[Begin EXTRACTED RECORDS]
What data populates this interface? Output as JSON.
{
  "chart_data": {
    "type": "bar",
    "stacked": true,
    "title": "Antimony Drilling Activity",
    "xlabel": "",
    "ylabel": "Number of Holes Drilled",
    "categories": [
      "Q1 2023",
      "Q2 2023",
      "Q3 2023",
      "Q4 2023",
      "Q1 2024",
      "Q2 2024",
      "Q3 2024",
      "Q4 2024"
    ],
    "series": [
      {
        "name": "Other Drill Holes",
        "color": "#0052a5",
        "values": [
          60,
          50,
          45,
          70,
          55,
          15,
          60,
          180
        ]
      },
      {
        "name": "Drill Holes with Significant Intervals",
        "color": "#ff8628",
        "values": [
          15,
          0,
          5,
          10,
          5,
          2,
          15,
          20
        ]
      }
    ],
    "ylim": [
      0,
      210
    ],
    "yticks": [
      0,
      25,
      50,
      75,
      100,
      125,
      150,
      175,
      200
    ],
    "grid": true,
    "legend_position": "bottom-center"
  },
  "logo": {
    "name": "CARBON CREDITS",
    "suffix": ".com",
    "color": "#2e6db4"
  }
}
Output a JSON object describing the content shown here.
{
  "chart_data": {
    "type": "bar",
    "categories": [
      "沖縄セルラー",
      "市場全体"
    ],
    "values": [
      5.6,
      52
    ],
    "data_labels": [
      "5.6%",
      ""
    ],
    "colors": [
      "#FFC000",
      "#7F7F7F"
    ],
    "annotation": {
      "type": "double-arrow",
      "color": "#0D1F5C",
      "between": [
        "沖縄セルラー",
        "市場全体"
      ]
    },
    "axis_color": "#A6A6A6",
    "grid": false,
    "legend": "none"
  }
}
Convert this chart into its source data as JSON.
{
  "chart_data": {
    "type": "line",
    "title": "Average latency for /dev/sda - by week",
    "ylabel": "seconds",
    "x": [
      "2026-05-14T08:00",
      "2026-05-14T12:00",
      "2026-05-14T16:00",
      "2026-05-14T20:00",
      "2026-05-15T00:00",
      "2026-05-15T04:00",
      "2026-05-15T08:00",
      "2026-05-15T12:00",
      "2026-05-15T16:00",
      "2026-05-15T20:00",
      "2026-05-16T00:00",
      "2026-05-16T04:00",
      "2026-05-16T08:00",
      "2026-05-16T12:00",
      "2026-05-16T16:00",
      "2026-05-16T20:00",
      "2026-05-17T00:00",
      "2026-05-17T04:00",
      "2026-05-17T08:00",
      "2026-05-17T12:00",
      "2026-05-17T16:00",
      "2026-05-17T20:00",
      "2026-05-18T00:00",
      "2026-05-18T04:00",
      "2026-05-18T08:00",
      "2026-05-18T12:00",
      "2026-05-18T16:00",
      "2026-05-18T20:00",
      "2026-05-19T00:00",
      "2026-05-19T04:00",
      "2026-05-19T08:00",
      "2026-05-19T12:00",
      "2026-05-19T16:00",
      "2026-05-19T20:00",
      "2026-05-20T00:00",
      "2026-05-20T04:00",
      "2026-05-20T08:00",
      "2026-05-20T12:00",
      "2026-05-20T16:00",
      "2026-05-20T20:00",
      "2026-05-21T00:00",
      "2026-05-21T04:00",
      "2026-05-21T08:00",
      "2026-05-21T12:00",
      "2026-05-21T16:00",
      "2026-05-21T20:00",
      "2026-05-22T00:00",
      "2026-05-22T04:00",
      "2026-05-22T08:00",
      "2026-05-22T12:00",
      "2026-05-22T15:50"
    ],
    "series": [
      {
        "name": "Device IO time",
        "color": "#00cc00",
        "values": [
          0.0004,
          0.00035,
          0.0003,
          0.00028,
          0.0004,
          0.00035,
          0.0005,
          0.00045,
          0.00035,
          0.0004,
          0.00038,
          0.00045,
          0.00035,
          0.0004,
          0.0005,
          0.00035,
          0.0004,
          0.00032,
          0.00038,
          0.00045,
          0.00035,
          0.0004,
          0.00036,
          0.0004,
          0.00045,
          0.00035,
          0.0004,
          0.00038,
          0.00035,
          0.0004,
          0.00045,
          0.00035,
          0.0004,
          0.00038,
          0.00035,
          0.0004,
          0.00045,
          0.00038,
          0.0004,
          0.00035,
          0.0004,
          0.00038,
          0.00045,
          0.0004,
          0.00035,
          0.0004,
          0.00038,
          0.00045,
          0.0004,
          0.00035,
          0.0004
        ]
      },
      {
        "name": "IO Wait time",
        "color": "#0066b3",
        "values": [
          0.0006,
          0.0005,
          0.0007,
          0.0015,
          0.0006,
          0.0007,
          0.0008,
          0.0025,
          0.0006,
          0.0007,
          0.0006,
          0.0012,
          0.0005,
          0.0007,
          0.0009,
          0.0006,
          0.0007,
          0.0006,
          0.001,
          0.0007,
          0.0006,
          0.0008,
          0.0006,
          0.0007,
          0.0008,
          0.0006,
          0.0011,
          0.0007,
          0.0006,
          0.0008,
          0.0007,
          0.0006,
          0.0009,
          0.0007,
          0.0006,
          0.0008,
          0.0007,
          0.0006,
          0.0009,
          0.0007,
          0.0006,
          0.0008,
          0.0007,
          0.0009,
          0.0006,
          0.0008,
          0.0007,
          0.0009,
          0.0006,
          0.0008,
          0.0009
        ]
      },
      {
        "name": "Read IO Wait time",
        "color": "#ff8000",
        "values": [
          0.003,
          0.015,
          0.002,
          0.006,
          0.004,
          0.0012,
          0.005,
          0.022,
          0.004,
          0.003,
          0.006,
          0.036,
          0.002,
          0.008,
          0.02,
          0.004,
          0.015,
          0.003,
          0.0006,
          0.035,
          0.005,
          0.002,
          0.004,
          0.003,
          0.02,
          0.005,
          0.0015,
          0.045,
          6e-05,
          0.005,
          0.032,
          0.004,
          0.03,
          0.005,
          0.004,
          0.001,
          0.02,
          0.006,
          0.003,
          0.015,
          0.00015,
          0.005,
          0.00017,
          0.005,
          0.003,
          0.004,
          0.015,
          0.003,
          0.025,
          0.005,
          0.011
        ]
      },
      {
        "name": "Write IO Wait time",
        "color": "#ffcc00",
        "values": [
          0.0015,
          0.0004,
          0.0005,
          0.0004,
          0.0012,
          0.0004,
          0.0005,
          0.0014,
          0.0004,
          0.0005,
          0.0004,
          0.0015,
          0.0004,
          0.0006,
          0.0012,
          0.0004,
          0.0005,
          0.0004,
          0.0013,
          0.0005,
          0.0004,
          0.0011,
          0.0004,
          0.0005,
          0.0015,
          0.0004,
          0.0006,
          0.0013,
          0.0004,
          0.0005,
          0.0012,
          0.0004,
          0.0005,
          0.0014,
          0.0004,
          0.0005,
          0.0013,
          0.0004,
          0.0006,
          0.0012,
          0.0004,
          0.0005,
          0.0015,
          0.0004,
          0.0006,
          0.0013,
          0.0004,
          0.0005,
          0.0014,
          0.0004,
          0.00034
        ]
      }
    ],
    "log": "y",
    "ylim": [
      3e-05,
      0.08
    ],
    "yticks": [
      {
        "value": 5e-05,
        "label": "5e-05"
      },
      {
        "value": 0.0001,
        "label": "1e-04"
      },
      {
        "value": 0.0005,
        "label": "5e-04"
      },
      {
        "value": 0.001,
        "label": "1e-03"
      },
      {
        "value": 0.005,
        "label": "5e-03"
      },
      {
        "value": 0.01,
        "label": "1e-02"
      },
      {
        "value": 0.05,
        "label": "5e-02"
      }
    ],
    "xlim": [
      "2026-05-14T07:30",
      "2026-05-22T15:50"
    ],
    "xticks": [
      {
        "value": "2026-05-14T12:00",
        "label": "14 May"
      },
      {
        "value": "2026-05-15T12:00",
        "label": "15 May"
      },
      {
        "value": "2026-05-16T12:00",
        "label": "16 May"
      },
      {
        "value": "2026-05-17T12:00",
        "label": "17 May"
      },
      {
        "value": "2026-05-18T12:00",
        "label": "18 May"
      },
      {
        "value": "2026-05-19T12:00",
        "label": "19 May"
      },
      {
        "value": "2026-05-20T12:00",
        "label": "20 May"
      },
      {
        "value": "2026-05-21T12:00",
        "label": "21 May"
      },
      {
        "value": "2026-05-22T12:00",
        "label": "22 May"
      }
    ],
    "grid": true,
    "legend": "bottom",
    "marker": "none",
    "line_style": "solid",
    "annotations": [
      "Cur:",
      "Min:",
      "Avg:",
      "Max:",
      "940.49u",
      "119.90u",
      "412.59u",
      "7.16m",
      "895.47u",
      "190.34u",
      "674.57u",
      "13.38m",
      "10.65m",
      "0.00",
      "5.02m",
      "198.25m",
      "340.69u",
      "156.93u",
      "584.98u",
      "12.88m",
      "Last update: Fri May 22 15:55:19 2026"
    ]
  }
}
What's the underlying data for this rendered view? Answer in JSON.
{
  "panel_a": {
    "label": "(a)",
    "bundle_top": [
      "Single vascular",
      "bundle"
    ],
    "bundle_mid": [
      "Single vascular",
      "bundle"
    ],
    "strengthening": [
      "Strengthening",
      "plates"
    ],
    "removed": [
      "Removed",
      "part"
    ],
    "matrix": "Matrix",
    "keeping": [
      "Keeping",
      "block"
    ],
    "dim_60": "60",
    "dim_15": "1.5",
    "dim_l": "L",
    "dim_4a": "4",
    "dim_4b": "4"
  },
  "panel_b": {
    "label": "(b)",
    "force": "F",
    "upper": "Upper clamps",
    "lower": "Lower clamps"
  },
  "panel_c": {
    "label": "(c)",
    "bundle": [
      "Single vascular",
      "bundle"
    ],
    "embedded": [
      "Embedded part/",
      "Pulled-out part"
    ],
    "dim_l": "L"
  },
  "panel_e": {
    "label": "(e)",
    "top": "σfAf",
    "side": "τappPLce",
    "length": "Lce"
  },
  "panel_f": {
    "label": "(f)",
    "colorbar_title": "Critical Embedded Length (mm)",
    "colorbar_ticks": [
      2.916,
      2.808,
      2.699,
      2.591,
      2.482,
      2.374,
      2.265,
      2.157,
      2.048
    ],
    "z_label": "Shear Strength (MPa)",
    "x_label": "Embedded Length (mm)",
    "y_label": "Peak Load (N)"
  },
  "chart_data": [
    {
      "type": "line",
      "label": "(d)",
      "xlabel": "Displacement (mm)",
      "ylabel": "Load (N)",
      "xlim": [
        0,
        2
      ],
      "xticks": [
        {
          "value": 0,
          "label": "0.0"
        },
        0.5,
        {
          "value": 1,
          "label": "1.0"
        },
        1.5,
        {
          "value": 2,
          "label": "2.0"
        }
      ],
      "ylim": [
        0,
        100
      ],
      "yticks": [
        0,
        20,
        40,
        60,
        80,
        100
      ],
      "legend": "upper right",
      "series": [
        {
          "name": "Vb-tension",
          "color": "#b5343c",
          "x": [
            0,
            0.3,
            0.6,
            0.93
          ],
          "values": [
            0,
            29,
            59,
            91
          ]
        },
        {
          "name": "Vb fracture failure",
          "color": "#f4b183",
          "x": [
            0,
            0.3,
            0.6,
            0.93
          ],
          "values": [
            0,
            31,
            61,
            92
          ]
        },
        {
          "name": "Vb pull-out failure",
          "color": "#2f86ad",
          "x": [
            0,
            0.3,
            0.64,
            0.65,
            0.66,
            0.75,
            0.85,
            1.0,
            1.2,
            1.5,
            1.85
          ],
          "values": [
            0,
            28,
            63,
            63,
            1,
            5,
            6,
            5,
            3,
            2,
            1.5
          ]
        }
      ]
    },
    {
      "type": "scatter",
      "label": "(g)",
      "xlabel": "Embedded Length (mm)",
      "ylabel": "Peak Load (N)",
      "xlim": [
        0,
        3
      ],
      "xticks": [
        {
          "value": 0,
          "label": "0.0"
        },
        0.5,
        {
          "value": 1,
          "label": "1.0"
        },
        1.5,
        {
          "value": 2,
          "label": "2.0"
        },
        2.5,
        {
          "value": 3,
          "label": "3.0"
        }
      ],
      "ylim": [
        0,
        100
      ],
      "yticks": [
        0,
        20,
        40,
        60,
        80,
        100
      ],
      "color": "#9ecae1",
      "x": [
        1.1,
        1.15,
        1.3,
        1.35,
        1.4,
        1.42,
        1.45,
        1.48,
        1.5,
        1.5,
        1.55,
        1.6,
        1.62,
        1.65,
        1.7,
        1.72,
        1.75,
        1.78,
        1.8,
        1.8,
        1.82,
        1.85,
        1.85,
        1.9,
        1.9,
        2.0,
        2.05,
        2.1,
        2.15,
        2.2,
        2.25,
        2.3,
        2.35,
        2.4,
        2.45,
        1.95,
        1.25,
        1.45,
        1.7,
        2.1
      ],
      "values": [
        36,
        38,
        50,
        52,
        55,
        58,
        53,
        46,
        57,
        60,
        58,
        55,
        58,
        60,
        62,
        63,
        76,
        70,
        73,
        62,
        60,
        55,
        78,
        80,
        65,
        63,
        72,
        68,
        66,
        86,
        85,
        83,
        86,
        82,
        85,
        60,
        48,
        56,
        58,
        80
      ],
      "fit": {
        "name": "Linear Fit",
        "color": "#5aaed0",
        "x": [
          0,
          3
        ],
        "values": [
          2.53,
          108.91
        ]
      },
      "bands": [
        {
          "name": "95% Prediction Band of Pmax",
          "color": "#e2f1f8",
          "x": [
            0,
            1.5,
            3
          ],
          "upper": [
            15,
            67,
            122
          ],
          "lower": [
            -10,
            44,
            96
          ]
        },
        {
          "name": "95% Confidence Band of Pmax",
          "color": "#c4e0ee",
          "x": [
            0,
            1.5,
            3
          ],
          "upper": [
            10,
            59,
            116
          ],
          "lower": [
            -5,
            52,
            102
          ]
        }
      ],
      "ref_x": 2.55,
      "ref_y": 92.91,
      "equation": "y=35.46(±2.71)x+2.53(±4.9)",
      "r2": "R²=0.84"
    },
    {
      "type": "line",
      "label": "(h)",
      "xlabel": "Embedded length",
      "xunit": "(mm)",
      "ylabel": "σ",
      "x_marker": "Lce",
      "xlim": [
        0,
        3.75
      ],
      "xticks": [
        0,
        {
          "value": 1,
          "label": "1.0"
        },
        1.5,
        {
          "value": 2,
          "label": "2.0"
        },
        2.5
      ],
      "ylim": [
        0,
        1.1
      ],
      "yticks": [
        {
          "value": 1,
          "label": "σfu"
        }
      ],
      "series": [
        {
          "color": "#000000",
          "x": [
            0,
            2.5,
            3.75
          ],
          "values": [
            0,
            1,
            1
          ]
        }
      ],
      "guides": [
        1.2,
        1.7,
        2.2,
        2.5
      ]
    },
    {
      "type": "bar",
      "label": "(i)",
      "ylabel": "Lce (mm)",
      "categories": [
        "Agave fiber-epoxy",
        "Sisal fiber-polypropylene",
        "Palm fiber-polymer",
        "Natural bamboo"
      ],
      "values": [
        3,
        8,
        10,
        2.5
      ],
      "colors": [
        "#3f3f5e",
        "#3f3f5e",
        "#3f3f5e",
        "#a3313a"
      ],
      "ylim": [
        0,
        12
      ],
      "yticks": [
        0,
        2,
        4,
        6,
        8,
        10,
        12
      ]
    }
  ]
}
[End EXTRACTED RECORDS]
• _SHORT TASK_:
Only lines with the string "What" belong in your answer; copy each one.

• _RESULT FOR THIS EXERCISE_:
What data populates this interface? Output as JSON.
What's the underlying data for this rendered view? Answer in JSON.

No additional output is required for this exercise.